Copy all the material below, exactly as it stands.

[START Data excerpts]

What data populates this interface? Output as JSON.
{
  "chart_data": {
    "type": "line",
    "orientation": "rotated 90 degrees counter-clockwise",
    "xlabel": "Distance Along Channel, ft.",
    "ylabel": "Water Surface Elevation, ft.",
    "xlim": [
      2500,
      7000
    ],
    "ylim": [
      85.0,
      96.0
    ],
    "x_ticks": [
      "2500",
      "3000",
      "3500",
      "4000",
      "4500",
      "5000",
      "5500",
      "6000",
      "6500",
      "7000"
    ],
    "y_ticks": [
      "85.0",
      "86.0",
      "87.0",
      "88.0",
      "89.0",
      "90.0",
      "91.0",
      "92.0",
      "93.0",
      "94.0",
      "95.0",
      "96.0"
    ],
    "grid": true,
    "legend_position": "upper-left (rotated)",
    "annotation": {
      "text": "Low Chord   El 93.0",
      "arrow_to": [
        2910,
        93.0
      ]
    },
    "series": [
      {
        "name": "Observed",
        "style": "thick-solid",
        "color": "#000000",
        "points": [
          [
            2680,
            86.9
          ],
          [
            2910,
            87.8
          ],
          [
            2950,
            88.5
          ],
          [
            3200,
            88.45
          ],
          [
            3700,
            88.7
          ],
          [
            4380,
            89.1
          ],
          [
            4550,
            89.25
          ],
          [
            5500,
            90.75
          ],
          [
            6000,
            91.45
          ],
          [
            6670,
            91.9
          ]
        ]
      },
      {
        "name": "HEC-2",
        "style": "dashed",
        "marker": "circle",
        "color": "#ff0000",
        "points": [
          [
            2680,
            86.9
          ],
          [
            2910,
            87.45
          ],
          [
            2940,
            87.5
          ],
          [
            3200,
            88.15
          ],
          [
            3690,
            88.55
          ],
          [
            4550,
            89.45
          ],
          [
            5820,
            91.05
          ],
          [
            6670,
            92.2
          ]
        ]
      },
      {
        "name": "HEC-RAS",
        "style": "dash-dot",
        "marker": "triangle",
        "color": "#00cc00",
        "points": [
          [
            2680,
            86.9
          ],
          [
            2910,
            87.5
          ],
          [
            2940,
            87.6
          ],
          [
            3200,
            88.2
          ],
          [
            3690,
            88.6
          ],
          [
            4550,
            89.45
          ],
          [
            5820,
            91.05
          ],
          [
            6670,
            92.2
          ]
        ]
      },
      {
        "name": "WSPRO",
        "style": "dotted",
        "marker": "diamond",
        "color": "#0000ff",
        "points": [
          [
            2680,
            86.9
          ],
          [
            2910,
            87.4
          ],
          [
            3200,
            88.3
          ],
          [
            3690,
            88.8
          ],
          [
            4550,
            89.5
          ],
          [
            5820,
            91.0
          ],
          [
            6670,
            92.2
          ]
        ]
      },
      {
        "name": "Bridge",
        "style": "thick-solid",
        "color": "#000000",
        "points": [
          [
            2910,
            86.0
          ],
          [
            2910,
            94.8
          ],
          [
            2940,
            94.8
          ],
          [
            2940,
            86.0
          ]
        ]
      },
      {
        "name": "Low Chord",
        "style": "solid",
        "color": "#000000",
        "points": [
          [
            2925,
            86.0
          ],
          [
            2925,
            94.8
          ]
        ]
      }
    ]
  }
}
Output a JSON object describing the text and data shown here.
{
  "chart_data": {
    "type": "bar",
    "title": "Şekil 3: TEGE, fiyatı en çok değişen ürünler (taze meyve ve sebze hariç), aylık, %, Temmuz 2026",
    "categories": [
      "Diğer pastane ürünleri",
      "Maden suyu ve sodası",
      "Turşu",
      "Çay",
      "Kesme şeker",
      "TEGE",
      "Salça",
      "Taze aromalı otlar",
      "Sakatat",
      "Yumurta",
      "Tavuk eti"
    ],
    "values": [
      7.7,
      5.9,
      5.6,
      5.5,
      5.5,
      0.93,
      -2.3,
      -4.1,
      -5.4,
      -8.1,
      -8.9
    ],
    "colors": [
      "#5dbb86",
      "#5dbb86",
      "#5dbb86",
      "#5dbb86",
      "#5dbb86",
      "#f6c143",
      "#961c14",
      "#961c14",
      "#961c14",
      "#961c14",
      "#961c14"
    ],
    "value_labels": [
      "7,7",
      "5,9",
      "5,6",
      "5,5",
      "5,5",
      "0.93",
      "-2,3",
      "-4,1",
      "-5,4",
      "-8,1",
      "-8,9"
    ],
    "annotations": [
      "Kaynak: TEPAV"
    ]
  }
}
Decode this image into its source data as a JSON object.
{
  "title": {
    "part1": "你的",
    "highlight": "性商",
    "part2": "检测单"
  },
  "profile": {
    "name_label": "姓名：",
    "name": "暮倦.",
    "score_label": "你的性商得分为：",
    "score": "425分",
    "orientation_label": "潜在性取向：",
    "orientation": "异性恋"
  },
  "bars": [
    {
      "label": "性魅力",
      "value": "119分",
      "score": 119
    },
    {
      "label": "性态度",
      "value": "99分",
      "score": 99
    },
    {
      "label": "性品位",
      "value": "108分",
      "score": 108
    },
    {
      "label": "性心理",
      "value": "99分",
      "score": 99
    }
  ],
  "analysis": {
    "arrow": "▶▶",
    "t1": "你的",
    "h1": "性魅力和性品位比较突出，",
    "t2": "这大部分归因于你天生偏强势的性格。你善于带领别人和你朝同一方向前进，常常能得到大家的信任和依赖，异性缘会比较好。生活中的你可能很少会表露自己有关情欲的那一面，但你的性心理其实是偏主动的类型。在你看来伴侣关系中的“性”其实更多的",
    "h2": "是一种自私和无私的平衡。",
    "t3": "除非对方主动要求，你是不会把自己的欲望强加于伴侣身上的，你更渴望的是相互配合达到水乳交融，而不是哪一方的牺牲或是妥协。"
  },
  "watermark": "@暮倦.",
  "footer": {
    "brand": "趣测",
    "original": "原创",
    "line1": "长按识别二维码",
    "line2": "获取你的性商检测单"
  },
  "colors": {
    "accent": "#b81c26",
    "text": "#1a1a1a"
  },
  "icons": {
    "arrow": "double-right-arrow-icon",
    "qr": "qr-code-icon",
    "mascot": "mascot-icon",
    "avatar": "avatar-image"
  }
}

[END Data excerpts]

Output for this exercise:
What data populates this interface? Output as JSON.
{
  "chart_data": {
    "type": "line",
    "orientation": "rotated 90 degrees counter-clockwise",
    "xlabel": "Distance Along Channel, ft.",
    "ylabel": "Water Surface Elevation, ft.",
    "xlim": [
      2500,
      7000
    ],
    "ylim": [
      85.0,
      96.0
    ],
    "x_ticks": [
      "2500",
      "3000",
      "3500",
      "4000",
      "4500",
      "5000",
      "5500",
      "6000",
      "6500",
      "7000"
    ],
    "y_ticks": [
      "85.0",
      "86.0",
      "87.0",
      "88.0",
      "89.0",
      "90.0",
      "91.0",
      "92.0",
      "93.0",
      "94.0",
      "95.0",
      "96.0"
    ],
    "grid": true,
    "legend_position": "upper-left (rotated)",
    "annotation": {
      "text": "Low Chord   El 93.0",
      "arrow_to": [
        2910,
        93.0
      ]
    },
    "series": [
      {
        "name": "Observed",
        "style": "thick-solid",
        "color": "#000000",
        "points": [
          [
            2680,
            86.9
          ],
          [
            2910,
            87.8
          ],
          [
            2950,
            88.5
          ],
          [
            3200,
            88.45
          ],
          [
            3700,
            88.7
          ],
          [
            4380,
            89.1
          ],
          [
            4550,
            89.25
          ],
          [
            5500,
            90.75
          ],
          [
            6000,
            91.45
          ],
          [
            6670,
            91.9
          ]
        ]
      },
      {
        "name": "HEC-2",
        "style": "dashed",
        "marker": "circle",
        "color": "#ff0000",
        "points": [
          [
            2680,
            86.9
          ],
          [
            2910,
            87.45
          ],
          [
            2940,
            87.5
          ],
          [
            3200,
            88.15
          ],
          [
            3690,
            88.55
          ],
          [
            4550,
            89.45
          ],
          [
            5820,
            91.05
          ],
          [
            6670,
            92.2
          ]
        ]
      },
      {
        "name": "HEC-RAS",
        "style": "dash-dot",
        "marker": "triangle",
        "color": "#00cc00",
        "points": [
          [
            2680,
            86.9
          ],
          [
            2910,
            87.5
          ],
          [
            2940,
            87.6
          ],
          [
            3200,
            88.2
          ],
          [
            3690,
            88.6
          ],
          [
            4550,
            89.45
          ],
          [
            5820,
            91.05
          ],
          [
            6670,
            92.2
          ]
        ]
      },
      {
        "name": "WSPRO",
        "style": "dotted",
        "marker": "diamond",
        "color": "#0000ff",
        "points": [
          [
            2680,
            86.9
          ],
          [
            2910,
            87.4
          ],
          [
            3200,
            88.3
          ],
          [
            3690,
            88.8
          ],
          [
            4550,
            89.5
          ],
          [
            5820,
            91.0
          ],
          [
            6670,
            92.2
          ]
        ]
      },
      {
        "name": "Bridge",
        "style": "thick-solid",
        "color": "#000000",
        "points": [
          [
            2910,
            86.0
          ],
          [
            2910,
            94.8
          ],
          [
            2940,
            94.8
          ],
          [
            2940,
            86.0
          ]
        ]
      },
      {
        "name": "Low Chord",
        "style": "solid",
        "color": "#000000",
        "points": [
          [
            2925,
            86.0
          ],
          [
            2925,
            94.8
          ]
        ]
      }
    ]
  }
}
Output a JSON object describing the text and data shown here.
{
  "chart_data": {
    "type": "bar",
    "title": "Şekil 3: TEGE, fiyatı en çok değişen ürünler (taze meyve ve sebze hariç), aylık, %, Temmuz 2026",
    "categories": [
      "Diğer pastane ürünleri",
      "Maden suyu ve sodası",
      "Turşu",
      "Çay",
      "Kesme şeker",
      "TEGE",
      "Salça",
      "Taze aromalı otlar",
      "Sakatat",
      "Yumurta",
      "Tavuk eti"
    ],
    "values": [
      7.7,
      5.9,
      5.6,
      5.5,
      5.5,
      0.93,
      -2.3,
      -4.1,
      -5.4,
      -8.1,
      -8.9
    ],
    "colors": [
      "#5dbb86",
      "#5dbb86",
      "#5dbb86",
      "#5dbb86",
      "#5dbb86",
      "#f6c143",
      "#961c14",
      "#961c14",
      "#961c14",
      "#961c14",
      "#961c14"
    ],
    "value_labels": [
      "7,7",
      "5,9",
      "5,6",
      "5,5",
      "5,5",
      "0.93",
      "-2,3",
      "-4,1",
      "-5,4",
      "-8,1",
      "-8,9"
    ],
    "annotations": [
      "Kaynak: TEPAV"
    ]
  }
}
Decode this image into its source data as a JSON object.
{
  "title": {
    "part1": "你的",
    "highlight": "性商",
    "part2": "检测单"
  },
  "profile": {
    "name_label": "姓名：",
    "name": "暮倦.",
    "score_label": "你的性商得分为：",
    "score": "425分",
    "orientation_label": "潜在性取向：",
    "orientation": "异性恋"
  },
  "bars": [
    {
      "label": "性魅力",
      "value": "119分",
      "score": 119
    },
    {
      "label": "性态度",
      "value": "99分",
      "score": 99
    },
    {
      "label": "性品位",
      "value": "108分",
      "score": 108
    },
    {
      "label": "性心理",
      "value": "99分",
      "score": 99
    }
  ],
  "analysis": {
    "arrow": "▶▶",
    "t1": "你的",
    "h1": "性魅力和性品位比较突出，",
    "t2": "这大部分归因于你天生偏强势的性格。你善于带领别人和你朝同一方向前进，常常能得到大家的信任和依赖，异性缘会比较好。生活中的你可能很少会表露自己有关情欲的那一面，但你的性心理其实是偏主动的类型。在你看来伴侣关系中的“性”其实更多的",
    "h2": "是一种自私和无私的平衡。",
    "t3": "除非对方主动要求，你是不会把自己的欲望强加于伴侣身上的，你更渴望的是相互配合达到水乳交融，而不是哪一方的牺牲或是妥协。"
  },
  "watermark": "@暮倦.",
  "footer": {
    "brand": "趣测",
    "original": "原创",
    "line1": "长按识别二维码",
    "line2": "获取你的性商检测单"
  },
  "colors": {
    "accent": "#b81c26",
    "text": "#1a1a1a"
  },
  "icons": {
    "arrow": "double-right-arrow-icon",
    "qr": "qr-code-icon",
    "mascot": "mascot-icon",
    "avatar": "avatar-image"
  }
}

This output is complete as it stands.